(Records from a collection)
• • • • • • •

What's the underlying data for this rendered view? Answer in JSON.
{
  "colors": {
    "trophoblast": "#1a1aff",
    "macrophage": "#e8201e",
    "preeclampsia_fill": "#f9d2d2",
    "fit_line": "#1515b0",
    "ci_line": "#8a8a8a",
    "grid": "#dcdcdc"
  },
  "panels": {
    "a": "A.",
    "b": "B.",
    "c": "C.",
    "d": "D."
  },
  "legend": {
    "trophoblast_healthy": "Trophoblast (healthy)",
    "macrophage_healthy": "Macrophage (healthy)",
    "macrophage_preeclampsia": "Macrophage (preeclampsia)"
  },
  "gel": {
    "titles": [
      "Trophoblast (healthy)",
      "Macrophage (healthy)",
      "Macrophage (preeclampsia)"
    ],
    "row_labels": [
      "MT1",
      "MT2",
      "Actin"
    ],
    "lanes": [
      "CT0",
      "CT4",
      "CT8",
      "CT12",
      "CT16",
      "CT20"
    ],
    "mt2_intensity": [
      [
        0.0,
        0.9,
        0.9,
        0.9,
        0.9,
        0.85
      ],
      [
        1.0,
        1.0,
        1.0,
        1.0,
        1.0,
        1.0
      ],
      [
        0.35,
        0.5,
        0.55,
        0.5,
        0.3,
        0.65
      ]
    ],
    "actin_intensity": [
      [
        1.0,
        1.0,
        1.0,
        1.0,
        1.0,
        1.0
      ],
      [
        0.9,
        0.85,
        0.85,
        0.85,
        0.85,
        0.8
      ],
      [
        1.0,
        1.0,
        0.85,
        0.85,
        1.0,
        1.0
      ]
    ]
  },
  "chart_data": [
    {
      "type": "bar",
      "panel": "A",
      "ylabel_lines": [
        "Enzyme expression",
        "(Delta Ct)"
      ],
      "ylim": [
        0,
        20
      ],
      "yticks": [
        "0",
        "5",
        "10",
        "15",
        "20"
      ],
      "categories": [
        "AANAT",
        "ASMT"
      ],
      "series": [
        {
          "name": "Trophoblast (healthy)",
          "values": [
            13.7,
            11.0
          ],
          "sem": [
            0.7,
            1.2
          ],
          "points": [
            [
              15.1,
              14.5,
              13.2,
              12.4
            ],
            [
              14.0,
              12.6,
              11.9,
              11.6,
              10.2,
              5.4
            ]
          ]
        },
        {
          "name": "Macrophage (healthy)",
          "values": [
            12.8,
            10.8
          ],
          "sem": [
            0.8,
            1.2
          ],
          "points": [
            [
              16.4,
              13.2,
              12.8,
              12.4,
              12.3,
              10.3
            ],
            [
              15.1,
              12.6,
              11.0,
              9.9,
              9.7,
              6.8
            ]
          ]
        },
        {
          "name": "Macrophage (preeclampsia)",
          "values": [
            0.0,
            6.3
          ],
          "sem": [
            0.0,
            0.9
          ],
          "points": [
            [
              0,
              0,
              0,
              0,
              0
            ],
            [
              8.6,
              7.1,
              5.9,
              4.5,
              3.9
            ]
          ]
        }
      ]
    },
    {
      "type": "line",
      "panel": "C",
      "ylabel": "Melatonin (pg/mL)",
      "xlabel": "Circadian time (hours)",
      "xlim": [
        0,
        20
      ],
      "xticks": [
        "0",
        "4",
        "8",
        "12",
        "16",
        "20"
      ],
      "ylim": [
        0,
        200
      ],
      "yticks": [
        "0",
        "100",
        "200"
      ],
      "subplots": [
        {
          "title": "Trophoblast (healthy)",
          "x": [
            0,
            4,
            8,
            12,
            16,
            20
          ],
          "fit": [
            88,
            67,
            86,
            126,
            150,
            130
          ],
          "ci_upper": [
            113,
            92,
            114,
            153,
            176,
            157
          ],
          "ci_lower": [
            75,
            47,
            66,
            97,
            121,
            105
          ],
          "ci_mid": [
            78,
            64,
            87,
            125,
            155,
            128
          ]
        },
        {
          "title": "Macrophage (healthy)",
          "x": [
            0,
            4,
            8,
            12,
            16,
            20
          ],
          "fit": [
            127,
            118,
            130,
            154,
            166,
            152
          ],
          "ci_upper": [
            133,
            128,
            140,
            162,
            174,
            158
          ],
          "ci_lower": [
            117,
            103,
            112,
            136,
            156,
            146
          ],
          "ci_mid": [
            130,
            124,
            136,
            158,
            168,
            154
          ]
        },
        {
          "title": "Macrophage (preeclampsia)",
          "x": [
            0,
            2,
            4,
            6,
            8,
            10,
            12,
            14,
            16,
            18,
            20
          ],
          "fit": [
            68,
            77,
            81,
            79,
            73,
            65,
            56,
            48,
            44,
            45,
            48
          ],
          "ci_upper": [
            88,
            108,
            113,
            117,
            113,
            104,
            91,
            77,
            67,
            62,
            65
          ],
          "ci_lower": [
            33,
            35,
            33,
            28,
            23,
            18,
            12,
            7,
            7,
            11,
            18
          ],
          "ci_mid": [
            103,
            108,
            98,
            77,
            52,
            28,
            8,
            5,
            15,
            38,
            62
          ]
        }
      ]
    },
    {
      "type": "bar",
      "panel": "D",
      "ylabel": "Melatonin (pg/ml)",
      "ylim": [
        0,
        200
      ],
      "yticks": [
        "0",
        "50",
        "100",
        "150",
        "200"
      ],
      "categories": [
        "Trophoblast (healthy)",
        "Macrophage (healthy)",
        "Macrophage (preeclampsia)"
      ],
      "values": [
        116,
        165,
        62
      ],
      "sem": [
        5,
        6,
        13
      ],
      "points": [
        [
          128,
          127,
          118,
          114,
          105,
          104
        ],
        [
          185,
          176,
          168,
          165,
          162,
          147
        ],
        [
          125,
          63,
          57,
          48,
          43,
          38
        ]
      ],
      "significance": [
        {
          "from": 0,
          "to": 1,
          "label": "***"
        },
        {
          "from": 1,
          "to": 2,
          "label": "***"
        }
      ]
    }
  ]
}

• • • • • • •

Your assignment:
Find every line in the records above that contains the word "Melatonin", and copy each one.

Written response:
      "ylabel": "Melatonin (pg/mL)",
      "ylabel": "Melatonin (pg/ml)",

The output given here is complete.